What to work on :: Scan the entries below and extract each line with the word "كالح" in it.

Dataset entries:
[Begin]

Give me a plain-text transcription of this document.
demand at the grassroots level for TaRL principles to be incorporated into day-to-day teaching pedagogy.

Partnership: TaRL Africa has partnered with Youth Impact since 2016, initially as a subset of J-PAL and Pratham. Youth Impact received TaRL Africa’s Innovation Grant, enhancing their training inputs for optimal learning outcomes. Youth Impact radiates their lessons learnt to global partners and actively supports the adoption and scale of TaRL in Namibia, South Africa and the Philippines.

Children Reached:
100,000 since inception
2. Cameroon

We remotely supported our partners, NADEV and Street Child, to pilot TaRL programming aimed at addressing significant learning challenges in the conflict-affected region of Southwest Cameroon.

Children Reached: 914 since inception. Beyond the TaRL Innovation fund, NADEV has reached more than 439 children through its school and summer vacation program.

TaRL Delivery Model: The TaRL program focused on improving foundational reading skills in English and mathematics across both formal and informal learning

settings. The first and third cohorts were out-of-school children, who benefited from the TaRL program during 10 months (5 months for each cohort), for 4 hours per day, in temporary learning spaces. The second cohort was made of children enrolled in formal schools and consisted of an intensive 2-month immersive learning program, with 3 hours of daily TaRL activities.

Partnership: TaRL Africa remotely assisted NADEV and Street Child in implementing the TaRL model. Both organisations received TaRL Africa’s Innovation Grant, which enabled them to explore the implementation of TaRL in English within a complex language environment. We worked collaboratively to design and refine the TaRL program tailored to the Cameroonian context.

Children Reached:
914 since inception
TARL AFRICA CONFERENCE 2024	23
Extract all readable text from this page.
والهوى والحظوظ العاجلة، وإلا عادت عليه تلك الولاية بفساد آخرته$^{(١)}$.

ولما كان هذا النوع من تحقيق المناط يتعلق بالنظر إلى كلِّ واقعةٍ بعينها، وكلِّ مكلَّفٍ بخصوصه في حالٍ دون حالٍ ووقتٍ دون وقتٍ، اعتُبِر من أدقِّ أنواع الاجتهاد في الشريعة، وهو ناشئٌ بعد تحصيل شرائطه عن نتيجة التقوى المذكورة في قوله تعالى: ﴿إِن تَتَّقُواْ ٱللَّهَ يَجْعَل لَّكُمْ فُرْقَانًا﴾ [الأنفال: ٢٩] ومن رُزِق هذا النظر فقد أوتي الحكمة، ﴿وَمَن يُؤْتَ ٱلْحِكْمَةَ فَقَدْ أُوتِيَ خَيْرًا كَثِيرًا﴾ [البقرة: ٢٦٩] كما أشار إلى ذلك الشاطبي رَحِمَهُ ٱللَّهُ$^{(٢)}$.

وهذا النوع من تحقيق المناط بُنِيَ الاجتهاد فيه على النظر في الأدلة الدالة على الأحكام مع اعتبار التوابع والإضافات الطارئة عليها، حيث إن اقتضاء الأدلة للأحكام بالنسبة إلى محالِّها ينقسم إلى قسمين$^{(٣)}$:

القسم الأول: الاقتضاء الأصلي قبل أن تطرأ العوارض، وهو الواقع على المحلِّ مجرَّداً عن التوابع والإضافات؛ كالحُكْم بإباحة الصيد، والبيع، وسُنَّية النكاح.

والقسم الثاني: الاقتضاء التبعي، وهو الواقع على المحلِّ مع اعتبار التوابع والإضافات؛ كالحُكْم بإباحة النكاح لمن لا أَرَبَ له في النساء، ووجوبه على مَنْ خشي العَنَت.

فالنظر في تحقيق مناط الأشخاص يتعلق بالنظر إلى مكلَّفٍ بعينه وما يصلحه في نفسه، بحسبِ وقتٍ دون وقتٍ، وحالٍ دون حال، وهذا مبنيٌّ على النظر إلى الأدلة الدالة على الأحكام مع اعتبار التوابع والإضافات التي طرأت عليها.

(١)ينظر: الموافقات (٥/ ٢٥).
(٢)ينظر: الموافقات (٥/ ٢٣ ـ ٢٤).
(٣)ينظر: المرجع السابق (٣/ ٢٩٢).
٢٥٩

[End]

Answer for the task ::
القسم الأول: الاقتضاء الأصلي قبل أن تطرأ العوارض، وهو الواقع على المحلِّ مجرَّداً عن التوابع والإضافات؛ كالحُكْم بإباحة الصيد، والبيع، وسُنَّية النكاح.
والقسم الثاني: الاقتضاء التبعي، وهو الواقع على المحلِّ مع اعتبار التوابع والإضافات؛ كالحُكْم بإباحة النكاح لمن لا أَرَبَ له في النساء، ووجوبه على مَنْ خشي العَنَت.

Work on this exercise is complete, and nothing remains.